[start of Input]

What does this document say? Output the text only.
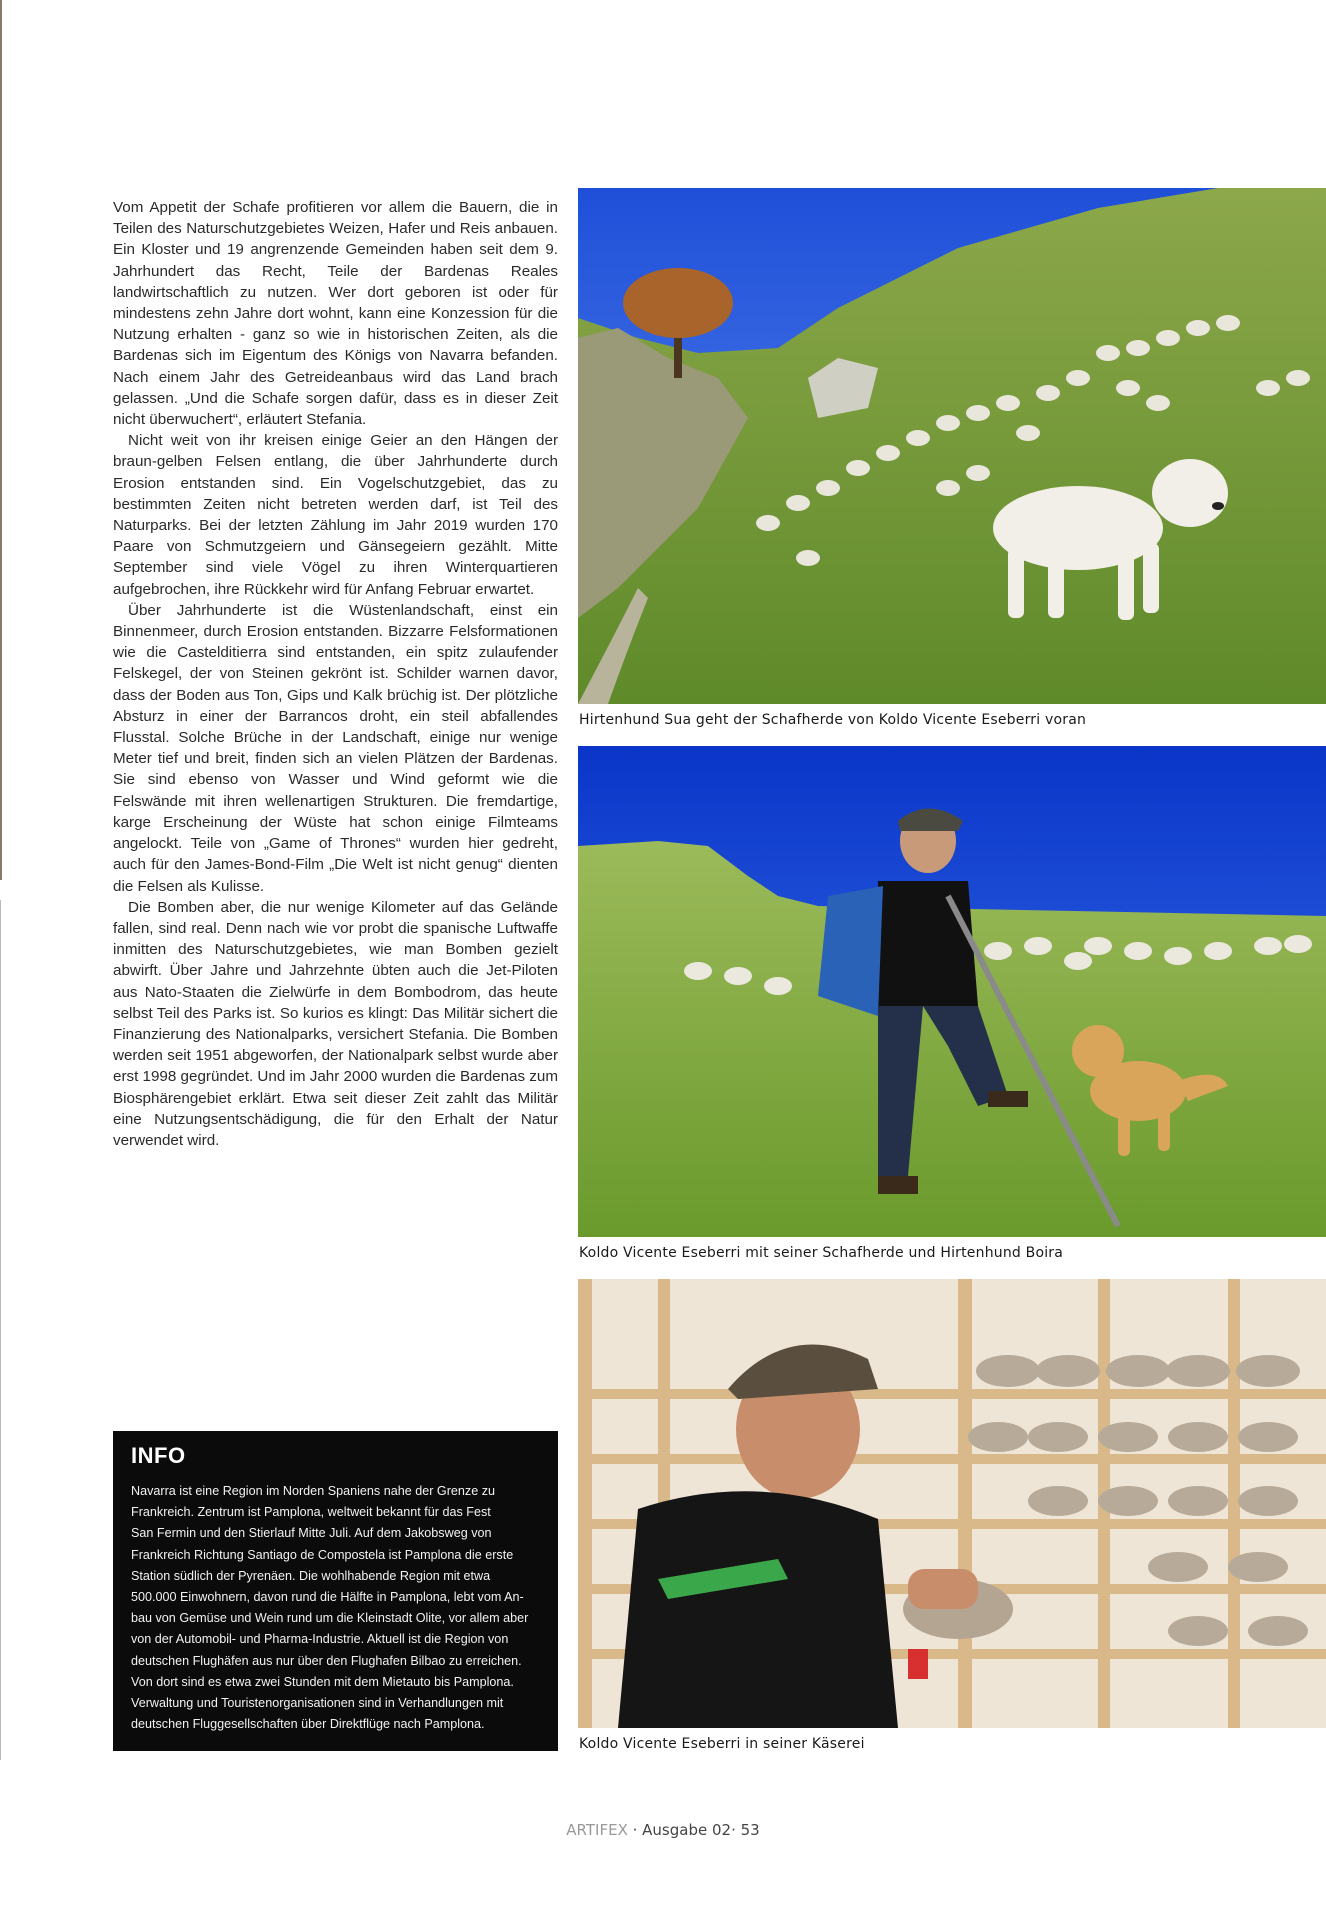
Vom Appetit der Schafe profitieren vor allem die Bauern, die in Teilen des Naturschutzgebietes Weizen, Hafer und Reis anbauen. Ein Kloster und 19 angrenzende Gemeinden haben seit dem 9. Jahrhundert das Recht, Teile der Bardenas Reales landwirtschaftlich zu nutzen. Wer dort geboren ist oder für mindestens zehn Jahre dort wohnt, kann eine Konzession für die Nutzung erhalten - ganz so wie in historischen Zeiten, als die Bardenas sich im Eigentum des Königs von Navarra befanden. Nach einem Jahr des Getreideanbaus wird das Land brach gelassen. „Und die Schafe sorgen dafür, dass es in dieser Zeit nicht überwuchert“, erläutert Stefania.

Nicht weit von ihr kreisen einige Geier an den Hängen der braun-gelben Felsen entlang, die über Jahrhunderte durch Erosion entstanden sind. Ein Vogelschutzgebiet, das zu bestimmten Zeiten nicht betreten werden darf, ist Teil des Naturparks. Bei der letzten Zählung im Jahr 2019 wurden 170 Paare von Schmutzgeiern und Gänsegeiern gezählt. Mitte September sind viele Vögel zu ihren Winterquartieren aufgebrochen, ihre Rückkehr wird für Anfang Februar erwartet.

Über Jahrhunderte ist die Wüstenlandschaft, einst ein Binnenmeer, durch Erosion entstanden. Bizzarre Felsformationen wie die Castelditierra sind entstanden, ein spitz zulaufender Felskegel, der von Steinen gekrönt ist. Schilder warnen davor, dass der Boden aus Ton, Gips und Kalk brüchig ist. Der plötzliche Absturz in einer der Barrancos droht, ein steil abfallendes Flusstal. Solche Brüche in der Landschaft, einige nur wenige Meter tief und breit, finden sich an vielen Plätzen der Bardenas. Sie sind ebenso von Wasser und Wind geformt wie die Felswände mit ihren wellenartigen Strukturen. Die fremdartige, karge Erscheinung der Wüste hat schon einige Filmteams angelockt. Teile von „Game of Thrones“ wurden hier gedreht, auch für den James-Bond-Film „Die Welt ist nicht genug“ dienten die Felsen als Kulisse.

Die Bomben aber, die nur wenige Kilometer auf das Gelände fallen, sind real. Denn nach wie vor probt die spanische Luftwaffe inmitten des Naturschutzgebietes, wie man Bomben gezielt abwirft. Über Jahre und Jahrzehnte übten auch die Jet-Piloten aus Nato-Staaten die Zielwürfe in dem Bombodrom, das heute selbst Teil des Parks ist. So kurios es klingt: Das Militär sichert die Finanzierung des Nationalparks, versichert Stefania. Die Bomben werden seit 1951 abgeworfen, der Nationalpark selbst wurde aber erst 1998 gegründet. Und im Jahr 2000 wurden die Bardenas zum Biosphärengebiet erklärt. Etwa seit dieser Zeit zahlt das Militär eine Nutzungsentschädigung, die für den Erhalt der Natur verwendet wird.

Hirtenhund Sua geht der Schafherde von Koldo Vicente Eseberri voran
Koldo Vicente Eseberri mit seiner Schafherde und Hirtenhund Boira
Koldo Vicente Eseberri in seiner Käserei
INFO
Navarra ist eine Region im Norden Spaniens nahe der Grenze zu
Frankreich. Zentrum ist Pamplona, weltweit bekannt für das Fest
San Fermin und den Stierlauf Mitte Juli. Auf dem Jakobsweg von
Frankreich Richtung Santiago de Compostela ist Pamplona die erste
Station südlich der Pyrenäen. Die wohlhabende Region mit etwa
500.000 Einwohnern, davon rund die Hälfte in Pamplona, lebt vom An-
bau von Gemüse und Wein rund um die Kleinstadt Olite, vor allem aber
von der Automobil- und Pharma-Industrie. Aktuell ist die Region von
deutschen Flughäfen aus nur über den Flughafen Bilbao zu erreichen.
Von dort sind es etwa zwei Stunden mit dem Mietauto bis Pamplona.
Verwaltung und Touristenorganisationen sind in Verhandlungen mit
deutschen Fluggesellschaften über Direktflüge nach Pamplona.
ARTIFEX · Ausgabe 02· 53
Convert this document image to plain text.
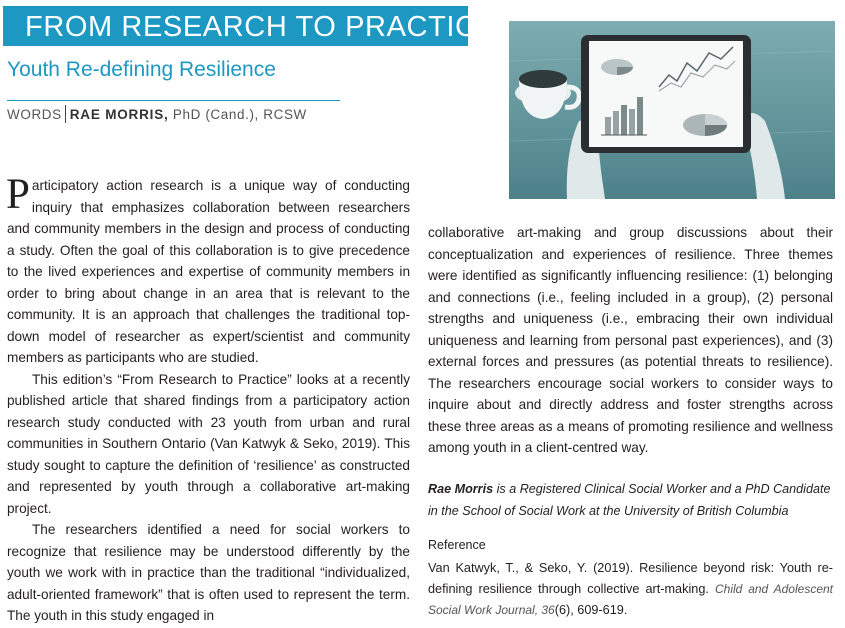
FROM RESEARCH TO PRACTICE
Youth Re-defining Resilience
WORDS RAE MORRIS, PhD (Cand.), RCSW

Participatory action research is a unique way of conducting inquiry that emphasizes collaboration between researchers and community members in the design and process of conducting a study. Often the goal of this collaboration is to give precedence to the lived experiences and expertise of community members in order to bring about change in an area that is relevant to the community. It is an approach that challenges the traditional top-down model of researcher as expert/scientist and community members as participants who are studied.

This edition’s “From Research to Practice” looks at a recently published article that shared findings from a participatory action research study conducted with 23 youth from urban and rural communities in Southern Ontario (Van Katwyk & Seko, 2019). This study sought to capture the definition of ‘resilience’ as constructed and represented by youth through a collaborative art-making project.

The researchers identified a need for social workers to recognize that resilience may be understood differently by the youth we work with in practice than the traditional “individualized, adult-oriented framework” that is often used to represent the term. The youth in this study engaged in

collaborative art-making and group discussions about their conceptualization and experiences of resilience. Three themes were identified as significantly influencing resilience: (1) belonging and connections (i.e., feeling included in a group), (2) personal strengths and uniqueness (i.e., embracing their own individual uniqueness and learning from personal past experiences), and (3) external forces and pressures (as potential threats to resilience). The researchers encourage social workers to consider ways to inquire about and directly address and foster strengths across these three areas as a means of promoting resilience and wellness among youth in a client-centred way.

Rae Morris is a Registered Clinical Social Worker and a PhD Candidate in the School of Social Work at the University of British Columbia
Reference
Van Katwyk, T., & Seko, Y. (2019). Resilience beyond risk: Youth re-defining resilience through collective art-making. Child and Adolescent Social Work Journal, 36(6), 609-619.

[end of Input]

## Task
Retype every record above exactly as written, but leave out the pictures.

## Final result
What does this document say? Output the text only.
Vom Appetit der Schafe profitieren vor allem die Bauern, die in Teilen des Naturschutzgebietes Weizen, Hafer und Reis anbauen. Ein Kloster und 19 angrenzende Gemeinden haben seit dem 9. Jahrhundert das Recht, Teile der Bardenas Reales landwirtschaftlich zu nutzen. Wer dort geboren ist oder für mindestens zehn Jahre dort wohnt, kann eine Konzession für die Nutzung erhalten - ganz so wie in historischen Zeiten, als die Bardenas sich im Eigentum des Königs von Navarra befanden. Nach einem Jahr des Getreideanbaus wird das Land brach gelassen. „Und die Schafe sorgen dafür, dass es in dieser Zeit nicht überwuchert“, erläutert Stefania.

Nicht weit von ihr kreisen einige Geier an den Hängen der braun-gelben Felsen entlang, die über Jahrhunderte durch Erosion entstanden sind. Ein Vogelschutzgebiet, das zu bestimmten Zeiten nicht betreten werden darf, ist Teil des Naturparks. Bei der letzten Zählung im Jahr 2019 wurden 170 Paare von Schmutzgeiern und Gänsegeiern gezählt. Mitte September sind viele Vögel zu ihren Winterquartieren aufgebrochen, ihre Rückkehr wird für Anfang Februar erwartet.

Über Jahrhunderte ist die Wüstenlandschaft, einst ein Binnenmeer, durch Erosion entstanden. Bizzarre Felsformationen wie die Castelditierra sind entstanden, ein spitz zulaufender Felskegel, der von Steinen gekrönt ist. Schilder warnen davor, dass der Boden aus Ton, Gips und Kalk brüchig ist. Der plötzliche Absturz in einer der Barrancos droht, ein steil abfallendes Flusstal. Solche Brüche in der Landschaft, einige nur wenige Meter tief und breit, finden sich an vielen Plätzen der Bardenas. Sie sind ebenso von Wasser und Wind geformt wie die Felswände mit ihren wellenartigen Strukturen. Die fremdartige, karge Erscheinung der Wüste hat schon einige Filmteams angelockt. Teile von „Game of Thrones“ wurden hier gedreht, auch für den James-Bond-Film „Die Welt ist nicht genug“ dienten die Felsen als Kulisse.

Die Bomben aber, die nur wenige Kilometer auf das Gelände fallen, sind real. Denn nach wie vor probt die spanische Luftwaffe inmitten des Naturschutzgebietes, wie man Bomben gezielt abwirft. Über Jahre und Jahrzehnte übten auch die Jet-Piloten aus Nato-Staaten die Zielwürfe in dem Bombodrom, das heute selbst Teil des Parks ist. So kurios es klingt: Das Militär sichert die Finanzierung des Nationalparks, versichert Stefania. Die Bomben werden seit 1951 abgeworfen, der Nationalpark selbst wurde aber erst 1998 gegründet. Und im Jahr 2000 wurden die Bardenas zum Biosphärengebiet erklärt. Etwa seit dieser Zeit zahlt das Militär eine Nutzungsentschädigung, die für den Erhalt der Natur verwendet wird.

Hirtenhund Sua geht der Schafherde von Koldo Vicente Eseberri voran
Koldo Vicente Eseberri mit seiner Schafherde und Hirtenhund Boira
Koldo Vicente Eseberri in seiner Käserei
INFO
Navarra ist eine Region im Norden Spaniens nahe der Grenze zu
Frankreich. Zentrum ist Pamplona, weltweit bekannt für das Fest
San Fermin und den Stierlauf Mitte Juli. Auf dem Jakobsweg von
Frankreich Richtung Santiago de Compostela ist Pamplona die erste
Station südlich der Pyrenäen. Die wohlhabende Region mit etwa
500.000 Einwohnern, davon rund die Hälfte in Pamplona, lebt vom An-
bau von Gemüse und Wein rund um die Kleinstadt Olite, vor allem aber
von der Automobil- und Pharma-Industrie. Aktuell ist die Region von
deutschen Flughäfen aus nur über den Flughafen Bilbao zu erreichen.
Von dort sind es etwa zwei Stunden mit dem Mietauto bis Pamplona.
Verwaltung und Touristenorganisationen sind in Verhandlungen mit
deutschen Fluggesellschaften über Direktflüge nach Pamplona.
ARTIFEX · Ausgabe 02· 53
Convert this document image to plain text.
FROM RESEARCH TO PRACTICE
Youth Re-defining Resilience
WORDS RAE MORRIS, PhD (Cand.), RCSW

Participatory action research is a unique way of conducting inquiry that emphasizes collaboration between researchers and community members in the design and process of conducting a study. Often the goal of this collaboration is to give precedence to the lived experiences and expertise of community members in order to bring about change in an area that is relevant to the community. It is an approach that challenges the traditional top-down model of researcher as expert/scientist and community members as participants who are studied.

This edition’s “From Research to Practice” looks at a recently published article that shared findings from a participatory action research study conducted with 23 youth from urban and rural communities in Southern Ontario (Van Katwyk & Seko, 2019). This study sought to capture the definition of ‘resilience’ as constructed and represented by youth through a collaborative art-making project.

The researchers identified a need for social workers to recognize that resilience may be understood differently by the youth we work with in practice than the traditional “individualized, adult-oriented framework” that is often used to represent the term. The youth in this study engaged in

collaborative art-making and group discussions about their conceptualization and experiences of resilience. Three themes were identified as significantly influencing resilience: (1) belonging and connections (i.e., feeling included in a group), (2) personal strengths and uniqueness (i.e., embracing their own individual uniqueness and learning from personal past experiences), and (3) external forces and pressures (as potential threats to resilience). The researchers encourage social workers to consider ways to inquire about and directly address and foster strengths across these three areas as a means of promoting resilience and wellness among youth in a client-centred way.

Rae Morris is a Registered Clinical Social Worker and a PhD Candidate in the School of Social Work at the University of British Columbia
Reference
Van Katwyk, T., & Seko, Y. (2019). Resilience beyond risk: Youth re-defining resilience through collective art-making. Child and Adolescent Social Work Journal, 36(6), 609-619.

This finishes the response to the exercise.